> **Required work**
Please convert the lines beginning with the one containing "x-tick-label: 182 <box>831 557 852 570</box>" and continuing through the one containing "x-tick-label: 180 <box>795 557 816 570</box>", both included, into a numbered list without any blank lines. Include no other lines.

(Annotated element listings)
══════

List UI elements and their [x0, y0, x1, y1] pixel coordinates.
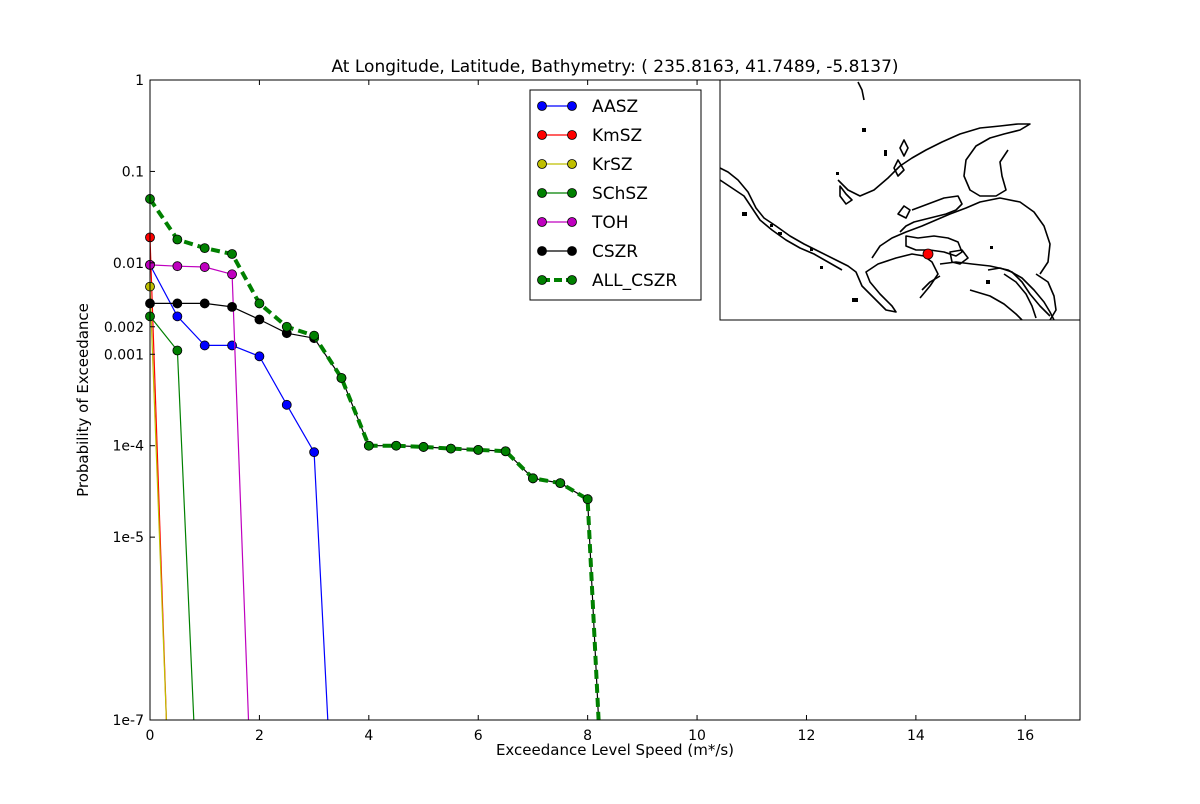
data-point: [227, 249, 237, 259]
data-point: [199, 298, 210, 309]
chart-title: At Longitude, Latitude, Bathymetry: ( 23…: [331, 57, 898, 77]
y-axis-label: Probability of Exceedance: [74, 303, 92, 497]
legend-marker: [537, 159, 547, 169]
legend-marker: [537, 101, 547, 111]
legend-marker: [567, 159, 577, 169]
legend-marker: [567, 188, 577, 198]
data-point: [172, 298, 183, 309]
x-tick-label: 2: [255, 728, 264, 744]
legend-marker: [537, 188, 547, 198]
series-line: [149, 286, 167, 721]
x-tick-label: 12: [798, 728, 816, 744]
plot-frame: [149, 79, 1081, 721]
y-tick-label: 0.002: [104, 320, 144, 336]
data-point: [254, 351, 265, 362]
legend-marker: [567, 275, 577, 285]
coastline-fragments: [742, 128, 993, 302]
data-point: [172, 234, 183, 245]
x-tick-label: 8: [583, 728, 592, 744]
series-line: [149, 264, 329, 721]
x-tick-label: 4: [364, 728, 373, 744]
data-point: [172, 345, 183, 356]
legend-marker: [537, 275, 547, 285]
legend-marker: [567, 246, 577, 256]
y-tick-label: 0.1: [122, 164, 144, 180]
data-point: [500, 446, 511, 457]
data-point: [227, 301, 237, 312]
y-tick-label: 0.01: [113, 256, 144, 272]
legend-label: TOH: [591, 213, 629, 233]
data-point: [555, 478, 566, 489]
legend: AASZ KmSZ KrSZ SChSZ TOH CSZR ALL_CSZR: [529, 89, 702, 301]
legend-label: SChSZ: [592, 184, 648, 204]
x-tick-label: 0: [146, 728, 155, 744]
x-tick-label: 6: [474, 728, 483, 744]
location-marker: [922, 248, 934, 260]
legend-label: CSZR: [592, 242, 638, 262]
data-point: [199, 340, 210, 351]
data-point: [582, 494, 593, 505]
data-point: [391, 440, 402, 451]
plot-area: [145, 194, 601, 721]
series-all-cszr: [145, 194, 601, 721]
y-tick-label: 1: [135, 73, 144, 89]
legend-label: ALL_CSZR: [592, 271, 677, 291]
legend-marker: [537, 246, 547, 256]
x-tick-label: 14: [907, 728, 925, 744]
legend-marker: [567, 217, 577, 227]
legend-label: KrSZ: [592, 155, 633, 175]
legend-marker: [537, 217, 547, 227]
data-point: [528, 473, 538, 484]
inset-location-map: [719, 79, 1081, 321]
y-tick-label: 1e-7: [113, 713, 144, 729]
data-point: [172, 261, 183, 272]
legend-label: KmSZ: [592, 126, 642, 146]
data-point: [199, 243, 210, 254]
data-point: [418, 442, 429, 452]
legend-box: [529, 89, 702, 301]
data-point: [281, 321, 292, 332]
data-point: [199, 262, 210, 272]
data-point: [254, 314, 265, 325]
data-point: [309, 447, 320, 458]
data-point: [227, 269, 237, 280]
coastline-outline: [719, 81, 1057, 321]
legend-marker: [567, 101, 577, 111]
x-tick-label: 10: [688, 728, 706, 744]
data-point: [254, 298, 265, 309]
data-point: [172, 311, 183, 322]
data-point: [363, 440, 374, 451]
y-tick-label: 1e-4: [113, 439, 145, 455]
y-tick-label: 0.001: [104, 347, 144, 363]
y-tick-label: 1e-5: [113, 530, 144, 546]
legend-marker: [567, 130, 577, 140]
legend-label: AASZ: [592, 97, 638, 117]
data-point: [445, 443, 456, 454]
legend-marker: [537, 130, 547, 140]
inset-map-frame: [719, 79, 1081, 321]
data-point: [281, 399, 292, 410]
x-axis-label: Exceedance Level Speed (m*/s): [496, 741, 734, 759]
series-schsz: [145, 311, 195, 721]
data-point: [336, 373, 347, 383]
data-point: [309, 330, 320, 341]
x-tick-label: 16: [1016, 728, 1034, 744]
data-point: [473, 444, 484, 455]
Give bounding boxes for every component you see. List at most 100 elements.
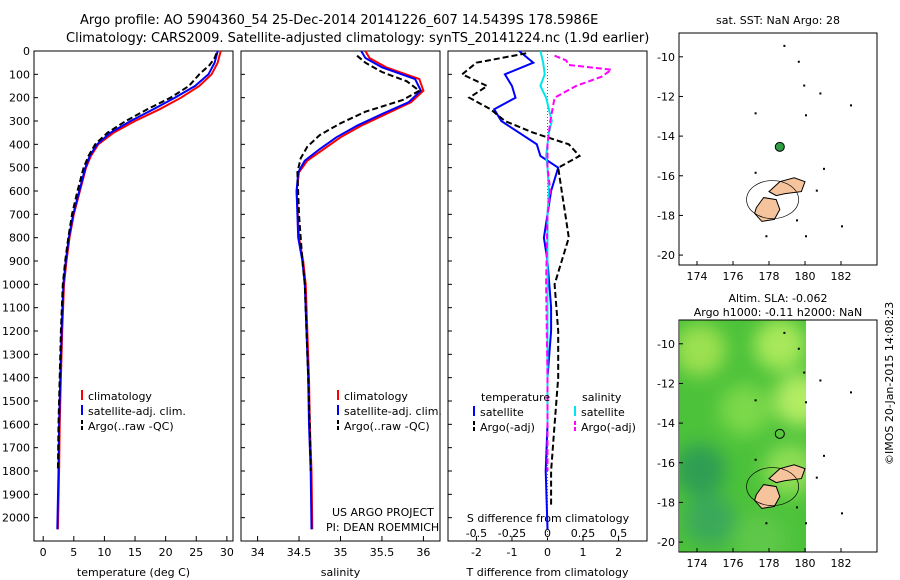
x-tick-label: 182 <box>831 557 852 570</box>
y-tick-label: 1100 <box>2 302 30 315</box>
series-line <box>296 54 422 472</box>
sla-patch <box>774 374 806 426</box>
x-tick-label: 176 <box>723 270 744 283</box>
y-tick-label: 1600 <box>2 418 30 431</box>
y-tick-label: 1500 <box>2 395 30 408</box>
islet <box>783 44 786 47</box>
islet <box>754 458 757 461</box>
islet <box>754 112 757 115</box>
islet <box>819 92 822 95</box>
y-tick-label: 800 <box>9 232 30 245</box>
series-line <box>545 54 615 471</box>
islet <box>805 235 807 238</box>
y-tick-label: -18 <box>657 496 675 509</box>
y-tick-label: 200 <box>9 92 30 105</box>
legend-label: satellite-adj. clim. <box>344 405 442 418</box>
y-tick-label: 1300 <box>2 348 30 361</box>
y-tick-label: -20 <box>657 249 675 262</box>
reef-contour <box>746 180 799 219</box>
islet <box>754 171 757 174</box>
y-tick-label: 1200 <box>2 325 30 338</box>
islet <box>765 522 768 525</box>
islet <box>803 84 806 87</box>
x-tick-label: 35.5 <box>370 546 395 559</box>
y-tick-label: 1700 <box>2 442 30 455</box>
islet <box>805 401 807 404</box>
x-tick-label: 34 <box>251 546 265 559</box>
argo-position-marker <box>774 428 785 439</box>
islet <box>796 506 798 509</box>
x2-tick-label: -0.25 <box>498 527 526 540</box>
islet <box>850 104 852 107</box>
islet <box>815 189 818 192</box>
x-tick-label: 20 <box>159 546 173 559</box>
islet <box>823 167 825 170</box>
x-tick-label: 0 <box>40 546 47 559</box>
islet <box>783 331 786 334</box>
y-tick-label: -16 <box>657 457 675 470</box>
sst_map-frame <box>678 32 878 266</box>
y-tick-label: 1000 <box>2 278 30 291</box>
series-line <box>295 50 425 530</box>
islet <box>841 512 843 515</box>
y-tick-label: 700 <box>9 208 30 221</box>
salinity-frame <box>240 50 441 542</box>
x-tick-label: 180 <box>795 557 816 570</box>
x-tick-label: 178 <box>759 557 780 570</box>
y-tick-label: 900 <box>9 255 30 268</box>
y-tick-label: 100 <box>9 68 30 81</box>
x2-tick-label: 0.25 <box>571 527 596 540</box>
x-tick-label: 178 <box>759 270 780 283</box>
x-tick-label: 174 <box>687 270 708 283</box>
x-tick-label: 1 <box>580 546 587 559</box>
y-tick-label: 1800 <box>2 465 30 478</box>
y-tick-label: 500 <box>9 162 30 175</box>
islet <box>823 454 825 457</box>
credits-line1: US ARGO PROJECT <box>332 506 434 519</box>
x-tick-label: 180 <box>795 270 816 283</box>
island-shape <box>754 484 781 509</box>
sla-patch <box>680 444 726 496</box>
x2-tick-label: 0.5 <box>610 527 628 540</box>
islet <box>805 522 807 525</box>
island-shape <box>754 197 781 222</box>
y-tick-label: -14 <box>657 130 675 143</box>
islet <box>841 225 843 228</box>
x-tick-label: 10 <box>97 546 111 559</box>
sla-title-1: Altim. SLA: -0.062 <box>728 292 827 305</box>
y-tick-label: 1400 <box>2 372 30 385</box>
sla-title-2: Argo h1000: -0.11 h2000: NaN <box>694 306 863 319</box>
y-tick-label: -10 <box>657 51 675 64</box>
x2-axis-label: S difference from climatology <box>467 512 630 525</box>
reef-contour <box>746 467 799 506</box>
islet <box>796 219 798 222</box>
x-axis-label: salinity <box>321 566 361 579</box>
x-tick-label: 34.5 <box>287 546 312 559</box>
islet <box>805 114 807 117</box>
islet <box>803 371 806 374</box>
sla-patch <box>754 320 806 371</box>
sla-blobs <box>680 320 806 552</box>
y-tick-label: -10 <box>657 338 675 351</box>
islet <box>850 391 852 394</box>
series-line <box>460 52 582 506</box>
legend-label: Argo(-adj) <box>581 421 636 434</box>
credits-line2: PI: DEAN ROEMMICH <box>326 521 439 534</box>
x-tick-label: 35 <box>334 546 348 559</box>
legend-label: Argo(..raw -QC) <box>88 420 174 433</box>
x2-tick-label: 0 <box>544 527 551 540</box>
y-tick-label: -18 <box>657 209 675 222</box>
x-tick-label: 5 <box>70 546 77 559</box>
legend-label: satellite <box>581 406 625 419</box>
legend-heading: salinity <box>582 391 622 404</box>
y-tick-label: 300 <box>9 115 30 128</box>
imos-timestamp: ©IMOS 20-Jan-2015 14:08:23 <box>883 302 896 465</box>
legend-heading: temperature <box>481 391 550 404</box>
x-tick-label: 174 <box>687 557 708 570</box>
y-tick-label: -12 <box>657 90 675 103</box>
sla-patch <box>734 514 786 552</box>
temperature-frame <box>33 50 234 542</box>
y-tick-label: 400 <box>9 138 30 151</box>
series-line <box>56 52 218 472</box>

══════

> **Problem solution**
1. x-tick-label: 182 <box>831 557 852 570</box>
2. y-tick-label: 1100 <box>2 302 30 315</box>
3. series-line <box>296 54 422 472</box>
4. sla-patch <box>774 374 806 426</box>
5. x-tick-label: 176 <box>723 270 744 283</box>
6. y-tick-label: 1600 <box>2 418 30 431</box>
7. y-tick-label: 1500 <box>2 395 30 408</box>
8. islet <box>783 44 786 47</box>
9. islet <box>754 458 757 461</box>
10. islet <box>754 112 757 115</box>
11. islet <box>819 92 822 95</box>
12. y-tick-label: 800 <box>9 232 30 245</box>
13. series-line <box>545 54 615 471</box>
14. islet <box>805 235 807 238</box>
15. y-tick-label: -18 <box>657 496 675 509</box>
16. y-tick-label: 200 <box>9 92 30 105</box>
17. legend-label: satellite-adj. clim. <box>344 405 442 418</box>
18. y-tick-label: 1300 <box>2 348 30 361</box>
19. y-tick-label: -20 <box>657 249 675 262</box>
20. reef-contour <box>746 180 799 219</box>
21. islet <box>754 171 757 174</box>
22. y-tick-label: 1200 <box>2 325 30 338</box>
23. islet <box>765 522 768 525</box>
24. islet <box>803 84 806 87</box>
25. x-tick-label: 35.5 <box>370 546 395 559</box>
26. y-tick-label: 1700 <box>2 442 30 455</box>
27. islet <box>805 401 807 404</box>
28. x-tick-label: 34 <box>251 546 265 559</box>
29. argo-position-marker <box>774 428 785 439</box>
30. islet <box>796 506 798 509</box>
31. x2-tick-label: -0.25 <box>498 527 526 540</box>
32. islet <box>850 104 852 107</box>
33. islet <box>815 189 818 192</box>
34. x-tick-label: 20 <box>159 546 173 559</box>
35. islet <box>823 167 825 170</box>
36. x-tick-label: 0 <box>40 546 47 559</box>
37. islet <box>783 331 786 334</box>
38. y-tick-label: -16 <box>657 457 675 470</box>
39. sst_map-frame <box>678 32 878 266</box>
40. y-tick-label: 1000 <box>2 278 30 291</box>
41. series-line <box>295 50 425 530</box>
42. islet <box>841 512 843 515</box>
43. y-tick-label: 700 <box>9 208 30 221</box>
44. salinity-frame <box>240 50 441 542</box>
45. x-tick-label: 180 <box>795 557 816 570</box>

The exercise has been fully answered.